Repeat every line of the material, character for character.

[Start of Records]

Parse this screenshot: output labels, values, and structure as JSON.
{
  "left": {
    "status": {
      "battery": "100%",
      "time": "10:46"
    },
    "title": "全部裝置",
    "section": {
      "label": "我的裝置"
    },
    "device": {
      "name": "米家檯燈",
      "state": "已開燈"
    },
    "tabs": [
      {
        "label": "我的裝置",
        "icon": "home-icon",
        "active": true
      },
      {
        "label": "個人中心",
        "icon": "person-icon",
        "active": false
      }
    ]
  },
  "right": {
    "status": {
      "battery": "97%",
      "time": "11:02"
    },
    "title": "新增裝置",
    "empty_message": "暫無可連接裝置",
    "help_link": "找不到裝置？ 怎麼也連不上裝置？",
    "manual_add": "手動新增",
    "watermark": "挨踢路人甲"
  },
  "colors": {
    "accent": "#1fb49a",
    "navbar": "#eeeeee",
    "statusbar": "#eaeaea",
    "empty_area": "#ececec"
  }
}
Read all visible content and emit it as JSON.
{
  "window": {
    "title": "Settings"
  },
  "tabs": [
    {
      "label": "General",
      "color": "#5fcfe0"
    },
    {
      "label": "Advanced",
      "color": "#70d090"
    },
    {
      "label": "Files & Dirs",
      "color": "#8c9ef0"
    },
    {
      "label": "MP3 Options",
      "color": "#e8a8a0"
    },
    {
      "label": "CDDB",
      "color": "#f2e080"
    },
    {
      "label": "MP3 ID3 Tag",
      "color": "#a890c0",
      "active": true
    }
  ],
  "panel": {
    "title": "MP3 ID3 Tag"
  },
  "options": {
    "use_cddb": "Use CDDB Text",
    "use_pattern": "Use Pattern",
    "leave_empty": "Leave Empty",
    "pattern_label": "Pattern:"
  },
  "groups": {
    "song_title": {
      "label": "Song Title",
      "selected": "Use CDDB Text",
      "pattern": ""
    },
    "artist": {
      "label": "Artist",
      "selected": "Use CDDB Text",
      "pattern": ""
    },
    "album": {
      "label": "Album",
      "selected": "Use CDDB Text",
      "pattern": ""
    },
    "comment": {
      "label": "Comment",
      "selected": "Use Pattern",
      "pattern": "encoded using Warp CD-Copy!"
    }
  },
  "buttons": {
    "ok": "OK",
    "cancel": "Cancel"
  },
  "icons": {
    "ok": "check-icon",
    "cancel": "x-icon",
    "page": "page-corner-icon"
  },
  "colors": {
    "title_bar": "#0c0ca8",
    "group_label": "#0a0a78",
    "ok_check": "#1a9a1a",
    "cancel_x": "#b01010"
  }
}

[End of Records]

**Answer**
Parse this screenshot: output labels, values, and structure as JSON.
{
  "left": {
    "status": {
      "battery": "100%",
      "time": "10:46"
    },
    "title": "全部裝置",
    "section": {
      "label": "我的裝置"
    },
    "device": {
      "name": "米家檯燈",
      "state": "已開燈"
    },
    "tabs": [
      {
        "label": "我的裝置",
        "icon": "home-icon",
        "active": true
      },
      {
        "label": "個人中心",
        "icon": "person-icon",
        "active": false
      }
    ]
  },
  "right": {
    "status": {
      "battery": "97%",
      "time": "11:02"
    },
    "title": "新增裝置",
    "empty_message": "暫無可連接裝置",
    "help_link": "找不到裝置？ 怎麼也連不上裝置？",
    "manual_add": "手動新增",
    "watermark": "挨踢路人甲"
  },
  "colors": {
    "accent": "#1fb49a",
    "navbar": "#eeeeee",
    "statusbar": "#eaeaea",
    "empty_area": "#ececec"
  }
}
Read all visible content and emit it as JSON.
{
  "window": {
    "title": "Settings"
  },
  "tabs": [
    {
      "label": "General",
      "color": "#5fcfe0"
    },
    {
      "label": "Advanced",
      "color": "#70d090"
    },
    {
      "label": "Files & Dirs",
      "color": "#8c9ef0"
    },
    {
      "label": "MP3 Options",
      "color": "#e8a8a0"
    },
    {
      "label": "CDDB",
      "color": "#f2e080"
    },
    {
      "label": "MP3 ID3 Tag",
      "color": "#a890c0",
      "active": true
    }
  ],
  "panel": {
    "title": "MP3 ID3 Tag"
  },
  "options": {
    "use_cddb": "Use CDDB Text",
    "use_pattern": "Use Pattern",
    "leave_empty": "Leave Empty",
    "pattern_label": "Pattern:"
  },
  "groups": {
    "song_title": {
      "label": "Song Title",
      "selected": "Use CDDB Text",
      "pattern": ""
    },
    "artist": {
      "label": "Artist",
      "selected": "Use CDDB Text",
      "pattern": ""
    },
    "album": {
      "label": "Album",
      "selected": "Use CDDB Text",
      "pattern": ""
    },
    "comment": {
      "label": "Comment",
      "selected": "Use Pattern",
      "pattern": "encoded using Warp CD-Copy!"
    }
  },
  "buttons": {
    "ok": "OK",
    "cancel": "Cancel"
  },
  "icons": {
    "ok": "check-icon",
    "cancel": "x-icon",
    "page": "page-corner-icon"
  },
  "colors": {
    "title_bar": "#0c0ca8",
    "group_label": "#0a0a78",
    "ok_check": "#1a9a1a",
    "cancel_x": "#b01010"
  }
}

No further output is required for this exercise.